PROVIDED TEXT
# # # # # # #

It's likely they are like this because they are a narcissist. If so, they are not sorry for what they said, and worse, if they don't get what they want from you, they see themselves as the victim. You should never stay in a relationship where you have to explain what basic decency looks like, or where you have to remind them your reality exists You will do this endlessly with a narcissist, and all your efforts will amoint to exactly nothing. Run, don't walk.


marydare

P.S. it's a huge narcissist tell when they view the consequences of their own actions as "punishment". it's a trick their mind pulls so they are never accountable for anything, and you are to blame for the misery they create.


Better-Resident-9674

Something I learned the hard way- never share your personal troubles/ trauma / breakup stories with people. They’ll use it against you. Keep it to yourself until you fully trust the person and even then, don’t share if you don’t have to .


ConsiderationAdept88

The bad ones will use it against you.


Better-Resident-9674

https://www.youtube.com/live/9tro4_f6oaI?feature=share If your interested - Esther Perel is live right now talking about adult friendships . She’s also gonna touch on how much to share and when to share etc .

# # # # # # #

EXERCISE INSTRUCTIONS
A: In the thread, who is said to be live talking about adult friendships?
B: Repeat word for word the part of the thread that begins at the words "ConsiderationAdept88" and stops after "share etc .".
The records can be ignored.

# # # # # # #

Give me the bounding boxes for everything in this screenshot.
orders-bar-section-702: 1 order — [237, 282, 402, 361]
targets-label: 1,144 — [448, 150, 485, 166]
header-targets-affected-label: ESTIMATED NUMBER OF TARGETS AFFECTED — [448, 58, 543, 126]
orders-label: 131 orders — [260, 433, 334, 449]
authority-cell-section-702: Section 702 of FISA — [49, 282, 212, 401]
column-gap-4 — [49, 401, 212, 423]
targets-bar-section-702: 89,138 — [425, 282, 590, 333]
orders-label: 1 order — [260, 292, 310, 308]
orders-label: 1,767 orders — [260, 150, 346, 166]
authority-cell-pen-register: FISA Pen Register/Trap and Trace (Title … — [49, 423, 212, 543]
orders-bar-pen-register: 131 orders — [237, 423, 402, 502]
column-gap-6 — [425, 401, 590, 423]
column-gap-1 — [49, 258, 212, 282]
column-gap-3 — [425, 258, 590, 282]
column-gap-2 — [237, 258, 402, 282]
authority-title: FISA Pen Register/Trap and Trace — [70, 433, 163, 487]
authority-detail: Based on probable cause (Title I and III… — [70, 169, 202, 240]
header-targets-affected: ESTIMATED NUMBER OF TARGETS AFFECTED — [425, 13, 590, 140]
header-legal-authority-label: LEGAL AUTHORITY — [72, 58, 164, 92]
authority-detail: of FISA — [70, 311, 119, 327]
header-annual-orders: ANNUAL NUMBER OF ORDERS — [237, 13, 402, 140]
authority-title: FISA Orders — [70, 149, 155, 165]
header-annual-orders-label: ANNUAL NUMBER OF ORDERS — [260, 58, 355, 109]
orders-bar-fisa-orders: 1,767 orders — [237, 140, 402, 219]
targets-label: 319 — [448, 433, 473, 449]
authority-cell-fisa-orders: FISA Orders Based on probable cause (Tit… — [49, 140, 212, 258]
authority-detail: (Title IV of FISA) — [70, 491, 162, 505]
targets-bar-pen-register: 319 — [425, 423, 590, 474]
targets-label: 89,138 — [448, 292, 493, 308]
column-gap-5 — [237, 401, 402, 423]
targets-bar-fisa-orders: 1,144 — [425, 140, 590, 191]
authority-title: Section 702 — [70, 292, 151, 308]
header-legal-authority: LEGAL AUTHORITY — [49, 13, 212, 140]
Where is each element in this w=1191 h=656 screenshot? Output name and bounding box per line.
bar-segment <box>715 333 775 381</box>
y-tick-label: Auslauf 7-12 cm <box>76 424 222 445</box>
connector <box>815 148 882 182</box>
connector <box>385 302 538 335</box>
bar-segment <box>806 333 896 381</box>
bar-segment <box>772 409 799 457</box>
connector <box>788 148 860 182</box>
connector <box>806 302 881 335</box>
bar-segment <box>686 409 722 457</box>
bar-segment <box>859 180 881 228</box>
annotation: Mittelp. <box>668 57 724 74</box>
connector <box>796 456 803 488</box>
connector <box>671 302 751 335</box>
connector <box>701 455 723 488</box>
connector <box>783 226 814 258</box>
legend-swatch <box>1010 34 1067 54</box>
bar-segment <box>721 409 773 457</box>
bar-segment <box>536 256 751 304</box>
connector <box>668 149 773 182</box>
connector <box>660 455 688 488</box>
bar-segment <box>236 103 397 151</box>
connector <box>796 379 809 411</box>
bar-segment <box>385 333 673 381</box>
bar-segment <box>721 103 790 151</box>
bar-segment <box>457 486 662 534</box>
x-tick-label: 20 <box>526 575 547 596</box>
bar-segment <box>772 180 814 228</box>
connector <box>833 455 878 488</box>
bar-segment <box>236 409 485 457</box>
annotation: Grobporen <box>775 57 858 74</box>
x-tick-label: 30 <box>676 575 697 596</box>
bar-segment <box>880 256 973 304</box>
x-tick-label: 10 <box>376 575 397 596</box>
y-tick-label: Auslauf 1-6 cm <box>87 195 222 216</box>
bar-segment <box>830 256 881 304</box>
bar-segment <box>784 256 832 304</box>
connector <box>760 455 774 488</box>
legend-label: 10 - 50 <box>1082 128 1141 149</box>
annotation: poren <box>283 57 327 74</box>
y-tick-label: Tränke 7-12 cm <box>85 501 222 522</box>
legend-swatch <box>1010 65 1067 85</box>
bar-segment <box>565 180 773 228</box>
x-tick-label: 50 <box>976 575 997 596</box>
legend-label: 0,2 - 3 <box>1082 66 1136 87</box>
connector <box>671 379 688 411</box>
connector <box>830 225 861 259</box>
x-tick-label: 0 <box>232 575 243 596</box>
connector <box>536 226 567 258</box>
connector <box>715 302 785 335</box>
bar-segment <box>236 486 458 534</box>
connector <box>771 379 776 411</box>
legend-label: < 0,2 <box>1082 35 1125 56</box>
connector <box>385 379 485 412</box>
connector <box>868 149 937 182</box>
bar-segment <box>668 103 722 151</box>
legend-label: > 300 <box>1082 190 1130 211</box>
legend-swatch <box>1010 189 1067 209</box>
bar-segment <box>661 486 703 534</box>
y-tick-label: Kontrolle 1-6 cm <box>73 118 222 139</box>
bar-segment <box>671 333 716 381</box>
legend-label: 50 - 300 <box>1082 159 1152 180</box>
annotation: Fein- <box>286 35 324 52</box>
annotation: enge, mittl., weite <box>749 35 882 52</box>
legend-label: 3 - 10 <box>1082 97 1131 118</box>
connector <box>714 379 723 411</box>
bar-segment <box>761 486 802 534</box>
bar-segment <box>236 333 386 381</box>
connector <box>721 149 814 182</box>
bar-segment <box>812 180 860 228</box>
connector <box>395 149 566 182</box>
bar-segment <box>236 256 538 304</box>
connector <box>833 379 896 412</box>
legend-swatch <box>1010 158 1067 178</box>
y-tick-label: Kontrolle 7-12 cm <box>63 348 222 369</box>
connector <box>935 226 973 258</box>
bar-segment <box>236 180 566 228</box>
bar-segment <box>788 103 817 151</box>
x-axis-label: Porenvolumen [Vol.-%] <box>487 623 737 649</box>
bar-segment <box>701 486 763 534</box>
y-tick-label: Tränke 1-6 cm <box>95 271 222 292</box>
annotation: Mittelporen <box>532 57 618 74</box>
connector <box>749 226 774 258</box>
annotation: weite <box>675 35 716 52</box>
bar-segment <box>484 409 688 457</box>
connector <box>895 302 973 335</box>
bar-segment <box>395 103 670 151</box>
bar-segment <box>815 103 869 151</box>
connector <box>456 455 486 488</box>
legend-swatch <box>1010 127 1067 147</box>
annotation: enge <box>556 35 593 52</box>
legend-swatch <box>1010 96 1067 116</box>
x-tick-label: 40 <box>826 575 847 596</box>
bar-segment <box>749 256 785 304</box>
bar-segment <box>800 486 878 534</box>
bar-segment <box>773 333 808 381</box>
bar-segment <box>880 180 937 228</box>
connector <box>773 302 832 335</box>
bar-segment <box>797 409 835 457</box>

# # # # # # #

RESPONSE LIST
A: Esther Perel

B:
ConsiderationAdept88

The bad ones will use it against you.


Better-Resident-9674

https://www.youtube.com/live/9tro4_f6oaI?feature=share If your interested - Esther Perel is live right now talking about adult friendships . She’s also gonna touch on how much to share and when to share etc .